| Raw data |
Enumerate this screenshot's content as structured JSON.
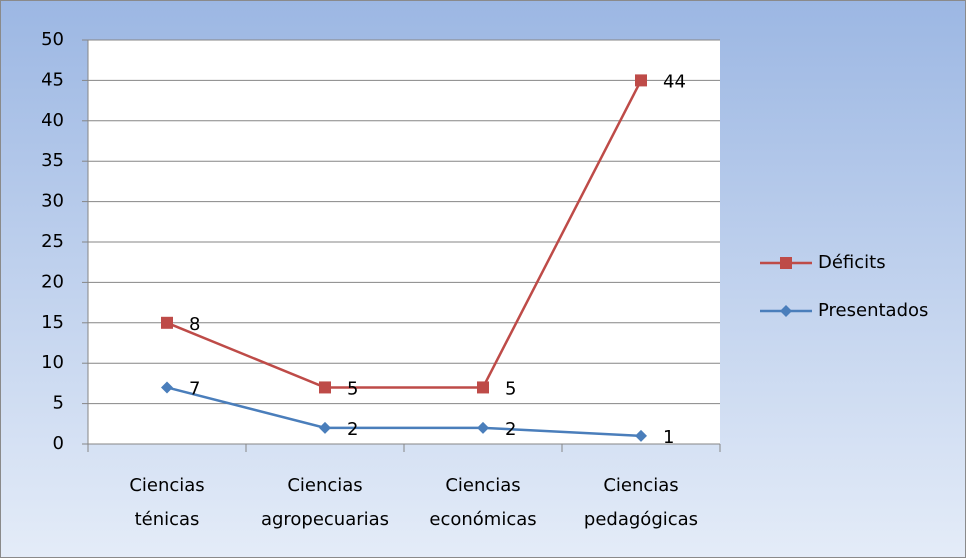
{
  "chart_data": {
    "type": "line",
    "stacked": true,
    "categories": [
      "Ciencias ténicas",
      "Ciencias agropecuarias",
      "Ciencias económicas",
      "Ciencias pedagógicas"
    ],
    "series": [
      {
        "name": "Déficits",
        "color": "#be4b48",
        "marker": "square",
        "values": [
          8,
          5,
          5,
          44
        ]
      },
      {
        "name": "Presentados",
        "color": "#4a7ebb",
        "marker": "diamond",
        "values": [
          7,
          2,
          2,
          1
        ]
      }
    ],
    "ylim": [
      0,
      50
    ],
    "yticks": [
      0,
      5,
      10,
      15,
      20,
      25,
      30,
      35,
      40,
      45,
      50
    ],
    "grid": true,
    "legend": "right"
  }
}
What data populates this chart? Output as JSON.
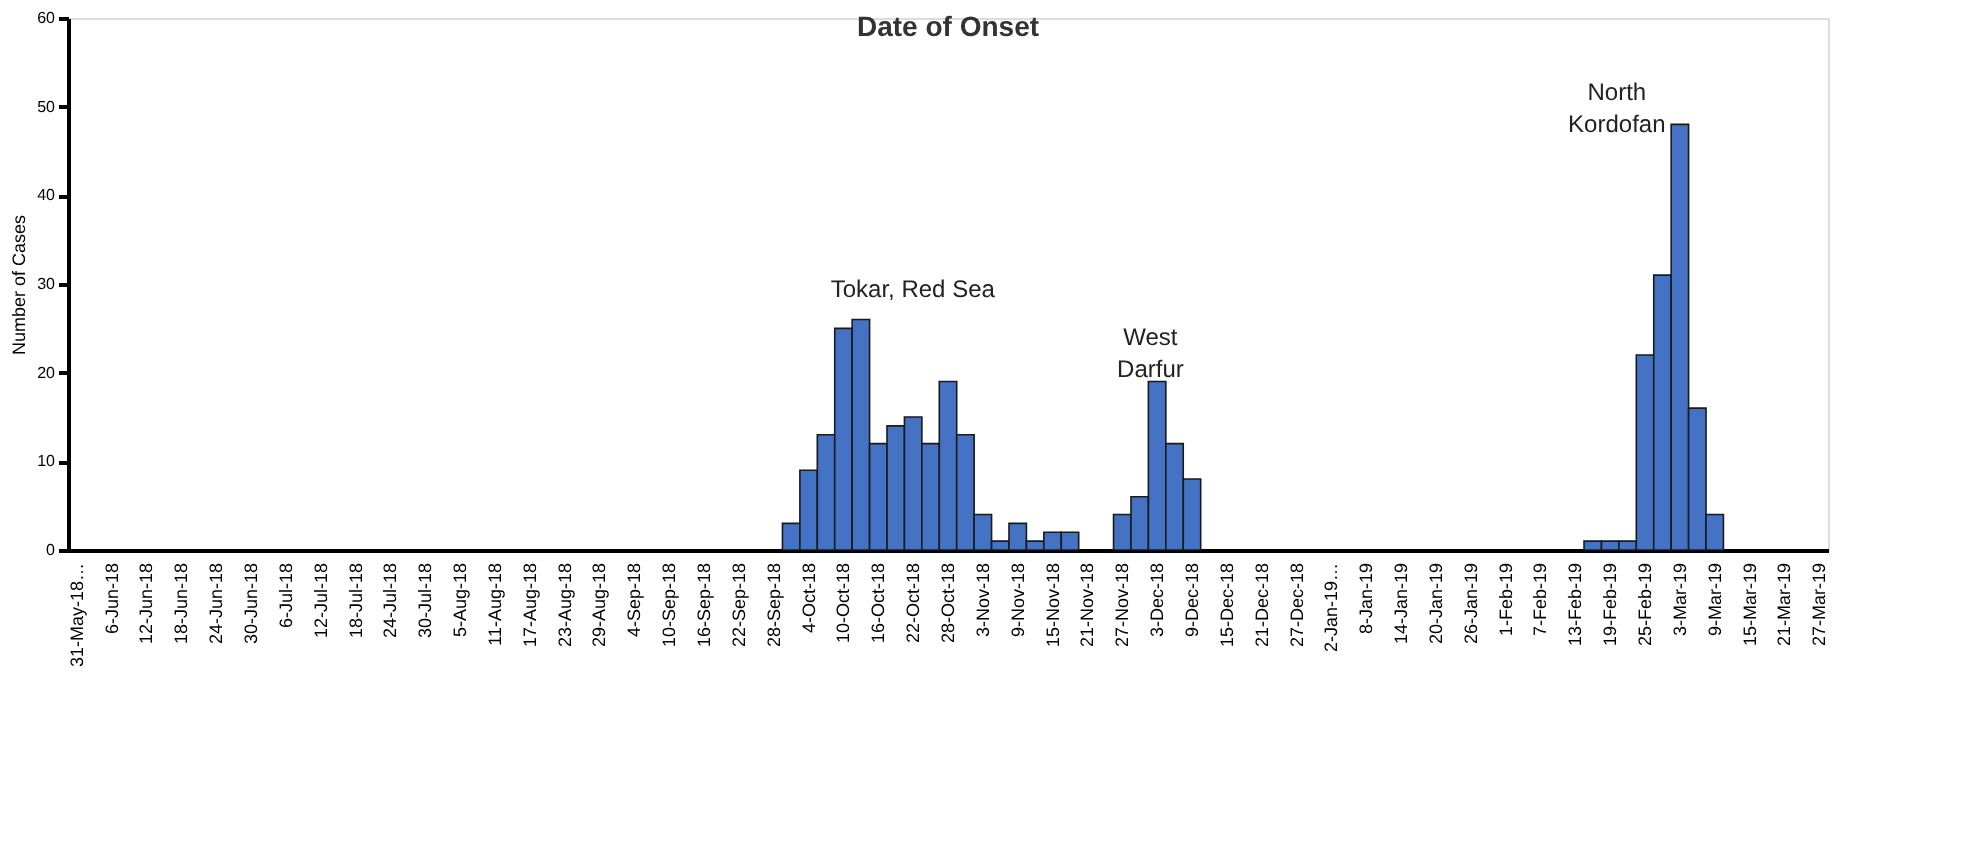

| What is being asked |
Keep the pictures out and write out the records exactly.

| Expected answer |
Enumerate this screenshot's content as structured JSON.
{
  "chart_data": {
    "type": "line",
    "stacked": true,
    "categories": [
      "Ciencias ténicas",
      "Ciencias agropecuarias",
      "Ciencias económicas",
      "Ciencias pedagógicas"
    ],
    "series": [
      {
        "name": "Déficits",
        "color": "#be4b48",
        "marker": "square",
        "values": [
          8,
          5,
          5,
          44
        ]
      },
      {
        "name": "Presentados",
        "color": "#4a7ebb",
        "marker": "diamond",
        "values": [
          7,
          2,
          2,
          1
        ]
      }
    ],
    "ylim": [
      0,
      50
    ],
    "yticks": [
      0,
      5,
      10,
      15,
      20,
      25,
      30,
      35,
      40,
      45,
      50
    ],
    "grid": true,
    "legend": "right"
  }
}
What data populates this chart? Output as JSON.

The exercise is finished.